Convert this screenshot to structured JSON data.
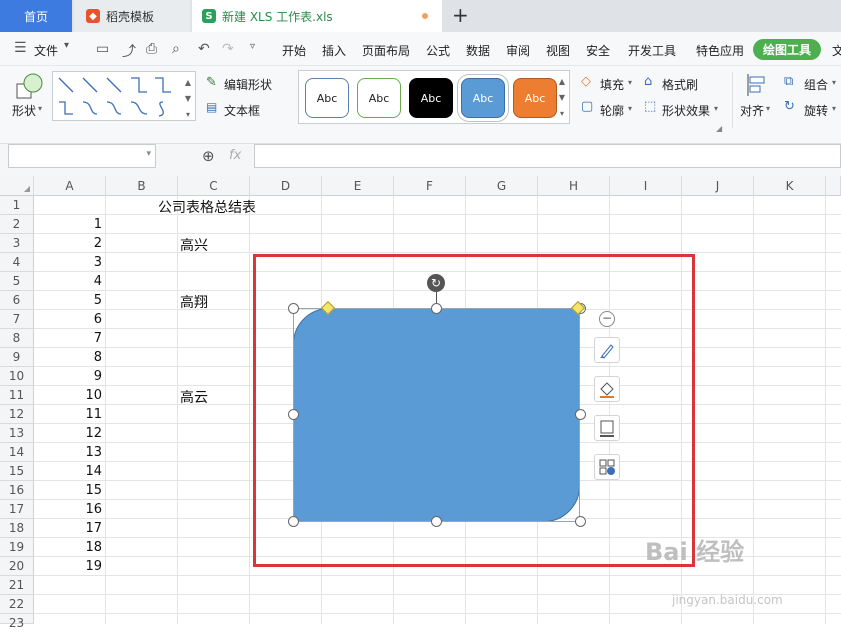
{
  "tabs": {
    "home": "首页",
    "template": "稻壳模板",
    "file": "新建 XLS 工作表.xls",
    "add": "+"
  },
  "menu": {
    "file": "文件",
    "items": [
      "开始",
      "插入",
      "页面布局",
      "公式",
      "数据",
      "审阅",
      "视图",
      "安全",
      "开发工具",
      "特色应用"
    ],
    "active_tab": "绘图工具",
    "cut_off": "文"
  },
  "ribbon": {
    "shape": "形状",
    "edit_shape": "编辑形状",
    "text_box": "文本框",
    "style_sample": "Abc",
    "fill": "填充",
    "outline": "轮廓",
    "format_painter": "格式刷",
    "shape_effects": "形状效果",
    "align": "对齐",
    "group": "组合",
    "rotate": "旋转"
  },
  "formula_bar": {
    "fx": "fx",
    "namebox_value": "",
    "formula_value": ""
  },
  "sheet": {
    "columns": [
      "A",
      "B",
      "C",
      "D",
      "E",
      "F",
      "G",
      "H",
      "I",
      "J",
      "K"
    ],
    "rows": [
      "1",
      "2",
      "3",
      "4",
      "5",
      "6",
      "7",
      "8",
      "9",
      "10",
      "11",
      "12",
      "13",
      "14",
      "15",
      "16",
      "17",
      "18",
      "19",
      "20",
      "21",
      "22",
      "23"
    ],
    "title": "公司表格总结表",
    "a_values": [
      "1",
      "2",
      "3",
      "4",
      "5",
      "6",
      "7",
      "8",
      "9",
      "10",
      "11",
      "12",
      "13",
      "14",
      "15",
      "16",
      "17",
      "18",
      "19"
    ],
    "names": [
      "高兴",
      "高翔",
      "高云"
    ]
  },
  "colors": {
    "accent": "#3d7be0",
    "draw_tools_tab": "#4caf50",
    "shape_fill": "#5b9bd5",
    "highlight_frame": "#d9363a",
    "style_black": "#000000",
    "style_blue": "#5b9bd5",
    "style_orange": "#ed7d31"
  },
  "watermark": {
    "brand": "Bai 经验",
    "url": "jingyan.baidu.com"
  }
}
* * * * * * * * *
* Directions for this task *
Skip the pictures and transcribe the rest of the records exactly.

* Right answer *
Convert this screenshot to structured JSON data.
{
  "tabs": {
    "home": "首页",
    "template": "稻壳模板",
    "file": "新建 XLS 工作表.xls",
    "add": "+"
  },
  "menu": {
    "file": "文件",
    "items": [
      "开始",
      "插入",
      "页面布局",
      "公式",
      "数据",
      "审阅",
      "视图",
      "安全",
      "开发工具",
      "特色应用"
    ],
    "active_tab": "绘图工具",
    "cut_off": "文"
  },
  "ribbon": {
    "shape": "形状",
    "edit_shape": "编辑形状",
    "text_box": "文本框",
    "style_sample": "Abc",
    "fill": "填充",
    "outline": "轮廓",
    "format_painter": "格式刷",
    "shape_effects": "形状效果",
    "align": "对齐",
    "group": "组合",
    "rotate": "旋转"
  },
  "formula_bar": {
    "fx": "fx",
    "namebox_value": "",
    "formula_value": ""
  },
  "sheet": {
    "columns": [
      "A",
      "B",
      "C",
      "D",
      "E",
      "F",
      "G",
      "H",
      "I",
      "J",
      "K"
    ],
    "rows": [
      "1",
      "2",
      "3",
      "4",
      "5",
      "6",
      "7",
      "8",
      "9",
      "10",
      "11",
      "12",
      "13",
      "14",
      "15",
      "16",
      "17",
      "18",
      "19",
      "20",
      "21",
      "22",
      "23"
    ],
    "title": "公司表格总结表",
    "a_values": [
      "1",
      "2",
      "3",
      "4",
      "5",
      "6",
      "7",
      "8",
      "9",
      "10",
      "11",
      "12",
      "13",
      "14",
      "15",
      "16",
      "17",
      "18",
      "19"
    ],
    "names": [
      "高兴",
      "高翔",
      "高云"
    ]
  },
  "colors": {
    "accent": "#3d7be0",
    "draw_tools_tab": "#4caf50",
    "shape_fill": "#5b9bd5",
    "highlight_frame": "#d9363a",
    "style_black": "#000000",
    "style_blue": "#5b9bd5",
    "style_orange": "#ed7d31"
  },
  "watermark": {
    "brand": "Bai 经验",
    "url": "jingyan.baidu.com"
  }
}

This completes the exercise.